▶ **Set of tasks**:
**a.** In the excerpt on critiques of Israel, what is the title of the book Phylis Chesler published?
**b.** Swap "security fence" for "separation barrier" in the part of the excerpt on critiques of Israel that opens with the words containing "1. Legitimate Criticism" and closes with "the security fence.", and give that part again.

▶ **Excerpt provided**:
▶

Critiques of Israel can be divided into several categories. The most important are:

1. Legitimate Criticism - Critiques of Israeli policy that do not question Israel's right to exist, and do not attribute the existence of Israel or its success to a Jewish cabal. These are not anti-Zionist, and are not anti-Semitic. For example, it should possible to debate whether or not Israel should leave the West Bank and Gaza without being called an anti-Semite or a traitor or a "Fascist," as long as the debate does not involve extraneous issues. Similarly it should be possible to debate the wisdom of IDF policy at check points or the need for the security fence.

2. Non-legitimate Criticism - Critiques of Israeli policy that hold Israel to higher standards than others may or may not be legitimate. In the same way, there are many who criticize US policies but ignore violations of human rights by European countries or African and Asian countries. That may be illogical and wrong, but it is not anti-Semitic if Israel is not singled out, alone among all nations.
Not along ago, Phylis Chesler published a book on "The New Anti-Semitism." Part of her thesis seems to be that the double standard is intrinsically anti-Semitic:

What's new is that this hatred has, incredibly, been embraced and romanticized by Western liberals, public intellectuals, Nobel Prize winners, all manner of so-called progressives and activists and, to a great extent, by the presumably objective media. The educated elites claim that they do not in fact hate Jews. How can they — the noblest among the "politically correct" — be racists? They loathe racism — except, of course, where Jews are concerned.

◀

▶ **Given data**:
▶

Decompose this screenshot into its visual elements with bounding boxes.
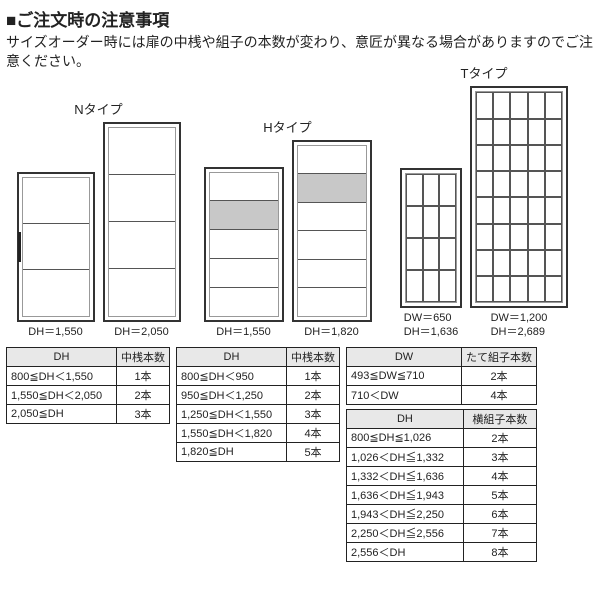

◀

▶ **The results**:
**a.** "The New Anti-Semitism"

**b.**
1. Legitimate Criticism - Critiques of Israeli policy that do not question Israel's right to exist, and do not attribute the existence of Israel or its success to a Jewish cabal. These are not anti-Zionist, and are not anti-Semitic. For example, it should possible to debate whether or not Israel should leave the West Bank and Gaza without being called an anti-Semite or a traitor or a "Fascist," as long as the debate does not involve extraneous issues. Similarly it should be possible to debate the wisdom of IDF policy at check points or the need for the separation barrier.